▶ _Problem_:
Repeat, line for line, the entries printed below.

>> start

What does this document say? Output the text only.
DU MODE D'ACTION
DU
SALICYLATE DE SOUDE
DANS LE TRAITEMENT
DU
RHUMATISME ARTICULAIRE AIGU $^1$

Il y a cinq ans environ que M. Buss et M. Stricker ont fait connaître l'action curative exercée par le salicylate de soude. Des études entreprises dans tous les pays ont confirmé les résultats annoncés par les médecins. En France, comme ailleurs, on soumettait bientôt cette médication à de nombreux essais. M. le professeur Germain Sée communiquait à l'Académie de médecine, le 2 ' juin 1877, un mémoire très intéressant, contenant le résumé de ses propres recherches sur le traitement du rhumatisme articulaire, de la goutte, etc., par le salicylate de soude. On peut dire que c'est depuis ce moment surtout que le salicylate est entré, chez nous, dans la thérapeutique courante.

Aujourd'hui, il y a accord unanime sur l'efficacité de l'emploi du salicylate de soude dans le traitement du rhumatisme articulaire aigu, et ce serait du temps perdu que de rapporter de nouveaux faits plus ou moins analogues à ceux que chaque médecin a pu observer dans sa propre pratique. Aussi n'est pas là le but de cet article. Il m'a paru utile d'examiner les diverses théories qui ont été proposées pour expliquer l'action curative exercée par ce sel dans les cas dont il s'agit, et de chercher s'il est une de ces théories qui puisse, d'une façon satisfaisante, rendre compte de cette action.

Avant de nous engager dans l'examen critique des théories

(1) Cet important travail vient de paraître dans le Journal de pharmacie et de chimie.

>> end

▶ _Output_:
What does this document say? Output the text only.
DU MODE D'ACTION
DU
SALICYLATE DE SOUDE
DANS LE TRAITEMENT
DU
RHUMATISME ARTICULAIRE AIGU $^1$

Il y a cinq ans environ que M. Buss et M. Stricker ont fait connaître l'action curative exercée par le salicylate de soude. Des études entreprises dans tous les pays ont confirmé les résultats annoncés par les médecins. En France, comme ailleurs, on soumettait bientôt cette médication à de nombreux essais. M. le professeur Germain Sée communiquait à l'Académie de médecine, le 2 ' juin 1877, un mémoire très intéressant, contenant le résumé de ses propres recherches sur le traitement du rhumatisme articulaire, de la goutte, etc., par le salicylate de soude. On peut dire que c'est depuis ce moment surtout que le salicylate est entré, chez nous, dans la thérapeutique courante.

Aujourd'hui, il y a accord unanime sur l'efficacité de l'emploi du salicylate de soude dans le traitement du rhumatisme articulaire aigu, et ce serait du temps perdu que de rapporter de nouveaux faits plus ou moins analogues à ceux que chaque médecin a pu observer dans sa propre pratique. Aussi n'est pas là le but de cet article. Il m'a paru utile d'examiner les diverses théories qui ont été proposées pour expliquer l'action curative exercée par ce sel dans les cas dont il s'agit, et de chercher s'il est une de ces théories qui puisse, d'une façon satisfaisante, rendre compte de cette action.

Avant de nous engager dans l'examen critique des théories

(1) Cet important travail vient de paraître dans le Journal de pharmacie et de chimie.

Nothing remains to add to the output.